> What you will do:
Transcribe the records below exactly, leaving out any pictures.

-- start Provided records --

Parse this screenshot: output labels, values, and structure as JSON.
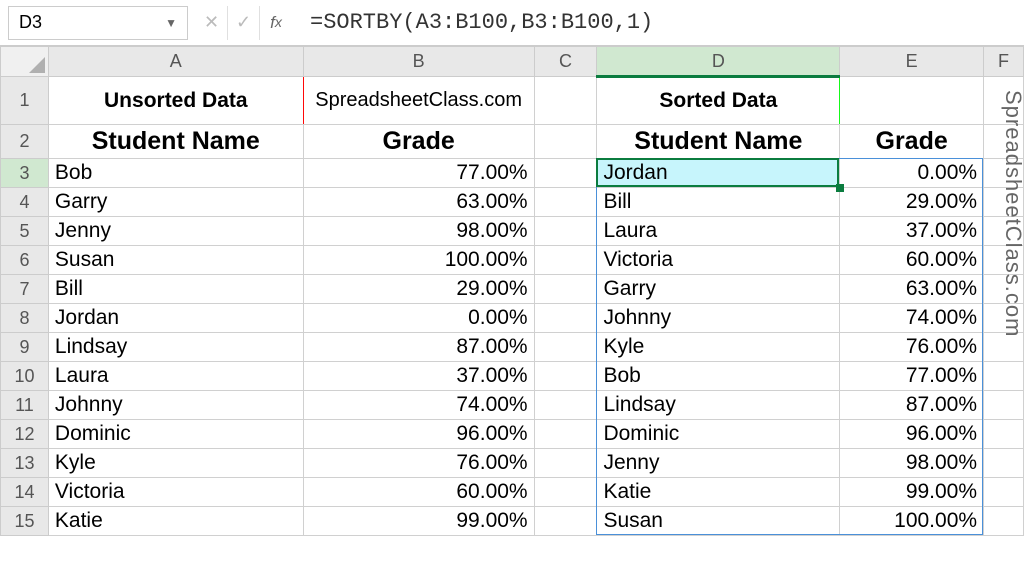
{
  "name_box": "D3",
  "formula": "=SORTBY(A3:B100,B3:B100,1)",
  "columns": [
    "A",
    "B",
    "C",
    "D",
    "E",
    "F"
  ],
  "selected_col": "D",
  "selected_row": 3,
  "header1": {
    "unsorted_title": "Unsorted Data",
    "unsorted_sub": "SpreadsheetClass.com",
    "sorted_title": "Sorted Data"
  },
  "header2": {
    "a": "Student Name",
    "b": "Grade",
    "d": "Student Name",
    "e": "Grade"
  },
  "unsorted": [
    {
      "name": "Bob",
      "grade": "77.00%"
    },
    {
      "name": "Garry",
      "grade": "63.00%"
    },
    {
      "name": "Jenny",
      "grade": "98.00%"
    },
    {
      "name": "Susan",
      "grade": "100.00%"
    },
    {
      "name": "Bill",
      "grade": "29.00%"
    },
    {
      "name": "Jordan",
      "grade": "0.00%"
    },
    {
      "name": "Lindsay",
      "grade": "87.00%"
    },
    {
      "name": "Laura",
      "grade": "37.00%"
    },
    {
      "name": "Johnny",
      "grade": "74.00%"
    },
    {
      "name": "Dominic",
      "grade": "96.00%"
    },
    {
      "name": "Kyle",
      "grade": "76.00%"
    },
    {
      "name": "Victoria",
      "grade": "60.00%"
    },
    {
      "name": "Katie",
      "grade": "99.00%"
    }
  ],
  "sorted": [
    {
      "name": "Jordan",
      "grade": "0.00%"
    },
    {
      "name": "Bill",
      "grade": "29.00%"
    },
    {
      "name": "Laura",
      "grade": "37.00%"
    },
    {
      "name": "Victoria",
      "grade": "60.00%"
    },
    {
      "name": "Garry",
      "grade": "63.00%"
    },
    {
      "name": "Johnny",
      "grade": "74.00%"
    },
    {
      "name": "Kyle",
      "grade": "76.00%"
    },
    {
      "name": "Bob",
      "grade": "77.00%"
    },
    {
      "name": "Lindsay",
      "grade": "87.00%"
    },
    {
      "name": "Dominic",
      "grade": "96.00%"
    },
    {
      "name": "Jenny",
      "grade": "98.00%"
    },
    {
      "name": "Katie",
      "grade": "99.00%"
    },
    {
      "name": "Susan",
      "grade": "100.00%"
    }
  ],
  "watermark": "SpreadsheetClass.com"
}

-- end Provided records --

> Answer for the task:
Parse this screenshot: output labels, values, and structure as JSON.
{
  "name_box": "D3",
  "formula": "=SORTBY(A3:B100,B3:B100,1)",
  "columns": [
    "A",
    "B",
    "C",
    "D",
    "E",
    "F"
  ],
  "selected_col": "D",
  "selected_row": 3,
  "header1": {
    "unsorted_title": "Unsorted Data",
    "unsorted_sub": "SpreadsheetClass.com",
    "sorted_title": "Sorted Data"
  },
  "header2": {
    "a": "Student Name",
    "b": "Grade",
    "d": "Student Name",
    "e": "Grade"
  },
  "unsorted": [
    {
      "name": "Bob",
      "grade": "77.00%"
    },
    {
      "name": "Garry",
      "grade": "63.00%"
    },
    {
      "name": "Jenny",
      "grade": "98.00%"
    },
    {
      "name": "Susan",
      "grade": "100.00%"
    },
    {
      "name": "Bill",
      "grade": "29.00%"
    },
    {
      "name": "Jordan",
      "grade": "0.00%"
    },
    {
      "name": "Lindsay",
      "grade": "87.00%"
    },
    {
      "name": "Laura",
      "grade": "37.00%"
    },
    {
      "name": "Johnny",
      "grade": "74.00%"
    },
    {
      "name": "Dominic",
      "grade": "96.00%"
    },
    {
      "name": "Kyle",
      "grade": "76.00%"
    },
    {
      "name": "Victoria",
      "grade": "60.00%"
    },
    {
      "name": "Katie",
      "grade": "99.00%"
    }
  ],
  "sorted": [
    {
      "name": "Jordan",
      "grade": "0.00%"
    },
    {
      "name": "Bill",
      "grade": "29.00%"
    },
    {
      "name": "Laura",
      "grade": "37.00%"
    },
    {
      "name": "Victoria",
      "grade": "60.00%"
    },
    {
      "name": "Garry",
      "grade": "63.00%"
    },
    {
      "name": "Johnny",
      "grade": "74.00%"
    },
    {
      "name": "Kyle",
      "grade": "76.00%"
    },
    {
      "name": "Bob",
      "grade": "77.00%"
    },
    {
      "name": "Lindsay",
      "grade": "87.00%"
    },
    {
      "name": "Dominic",
      "grade": "96.00%"
    },
    {
      "name": "Jenny",
      "grade": "98.00%"
    },
    {
      "name": "Katie",
      "grade": "99.00%"
    },
    {
      "name": "Susan",
      "grade": "100.00%"
    }
  ],
  "watermark": "SpreadsheetClass.com"
}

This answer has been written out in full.